=== Set problem ===
Pull every line containing the word "name" from the records.

=== Given data ===
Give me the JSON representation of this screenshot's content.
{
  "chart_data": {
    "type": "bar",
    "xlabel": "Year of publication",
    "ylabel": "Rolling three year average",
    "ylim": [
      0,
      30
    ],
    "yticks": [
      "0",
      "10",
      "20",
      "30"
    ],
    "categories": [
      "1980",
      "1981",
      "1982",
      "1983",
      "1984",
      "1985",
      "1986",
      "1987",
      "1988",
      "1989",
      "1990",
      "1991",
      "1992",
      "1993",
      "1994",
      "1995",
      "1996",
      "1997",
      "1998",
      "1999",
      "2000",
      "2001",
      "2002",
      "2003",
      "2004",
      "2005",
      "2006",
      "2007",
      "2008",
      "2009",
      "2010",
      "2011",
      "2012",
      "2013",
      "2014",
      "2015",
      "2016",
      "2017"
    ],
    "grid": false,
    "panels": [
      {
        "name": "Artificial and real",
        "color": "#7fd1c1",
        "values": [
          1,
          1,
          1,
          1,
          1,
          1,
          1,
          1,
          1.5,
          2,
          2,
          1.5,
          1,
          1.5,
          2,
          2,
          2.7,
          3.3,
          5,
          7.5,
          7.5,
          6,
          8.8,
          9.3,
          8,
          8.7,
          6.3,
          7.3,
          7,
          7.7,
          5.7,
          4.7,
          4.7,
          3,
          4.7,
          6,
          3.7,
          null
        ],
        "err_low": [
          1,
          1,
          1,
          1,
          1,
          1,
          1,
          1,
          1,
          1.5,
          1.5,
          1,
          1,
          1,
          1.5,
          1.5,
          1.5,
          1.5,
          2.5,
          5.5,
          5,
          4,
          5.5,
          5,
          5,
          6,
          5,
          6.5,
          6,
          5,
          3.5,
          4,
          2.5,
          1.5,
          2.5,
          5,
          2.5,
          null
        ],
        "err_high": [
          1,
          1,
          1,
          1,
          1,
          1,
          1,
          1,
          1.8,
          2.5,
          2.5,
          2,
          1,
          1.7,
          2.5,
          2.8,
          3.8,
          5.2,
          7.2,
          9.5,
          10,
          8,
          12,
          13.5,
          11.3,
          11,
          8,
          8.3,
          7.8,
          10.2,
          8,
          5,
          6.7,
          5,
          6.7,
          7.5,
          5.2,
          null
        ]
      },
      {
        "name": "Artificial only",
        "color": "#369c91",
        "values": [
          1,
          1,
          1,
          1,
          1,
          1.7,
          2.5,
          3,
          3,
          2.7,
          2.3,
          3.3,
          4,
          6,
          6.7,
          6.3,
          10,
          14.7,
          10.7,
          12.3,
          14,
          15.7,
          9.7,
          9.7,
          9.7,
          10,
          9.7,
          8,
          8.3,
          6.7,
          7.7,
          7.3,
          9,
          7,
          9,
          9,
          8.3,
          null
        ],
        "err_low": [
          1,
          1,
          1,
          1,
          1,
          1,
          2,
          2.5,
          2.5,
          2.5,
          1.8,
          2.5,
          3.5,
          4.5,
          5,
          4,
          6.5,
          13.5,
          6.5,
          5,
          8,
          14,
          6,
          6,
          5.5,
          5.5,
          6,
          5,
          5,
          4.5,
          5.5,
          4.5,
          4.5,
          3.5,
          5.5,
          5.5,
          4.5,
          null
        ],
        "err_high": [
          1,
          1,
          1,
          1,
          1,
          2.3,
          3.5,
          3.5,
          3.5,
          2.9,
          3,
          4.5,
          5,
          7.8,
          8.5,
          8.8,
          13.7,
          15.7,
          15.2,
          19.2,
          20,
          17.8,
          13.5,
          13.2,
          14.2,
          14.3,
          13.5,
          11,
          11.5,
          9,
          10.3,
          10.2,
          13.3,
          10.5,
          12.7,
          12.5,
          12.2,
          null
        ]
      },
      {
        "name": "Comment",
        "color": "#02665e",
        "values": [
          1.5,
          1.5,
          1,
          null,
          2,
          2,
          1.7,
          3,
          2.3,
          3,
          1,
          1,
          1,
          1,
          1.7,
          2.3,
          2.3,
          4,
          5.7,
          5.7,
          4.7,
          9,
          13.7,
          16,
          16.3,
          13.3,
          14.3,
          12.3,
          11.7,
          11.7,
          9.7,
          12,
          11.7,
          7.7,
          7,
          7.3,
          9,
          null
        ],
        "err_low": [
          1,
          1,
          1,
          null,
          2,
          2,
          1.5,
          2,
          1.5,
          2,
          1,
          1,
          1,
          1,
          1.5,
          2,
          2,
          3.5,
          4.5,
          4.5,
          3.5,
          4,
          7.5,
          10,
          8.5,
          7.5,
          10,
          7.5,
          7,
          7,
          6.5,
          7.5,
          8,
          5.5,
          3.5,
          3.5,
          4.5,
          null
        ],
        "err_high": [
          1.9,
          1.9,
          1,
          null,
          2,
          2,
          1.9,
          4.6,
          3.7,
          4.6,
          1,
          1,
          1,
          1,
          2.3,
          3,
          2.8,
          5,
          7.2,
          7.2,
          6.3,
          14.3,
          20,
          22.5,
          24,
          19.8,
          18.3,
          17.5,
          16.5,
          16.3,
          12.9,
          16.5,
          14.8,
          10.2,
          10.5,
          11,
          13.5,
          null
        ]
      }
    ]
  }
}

=== Result of the task ===
        "name": "Artificial and real",
        "name": "Artificial only",
        "name": "Comment",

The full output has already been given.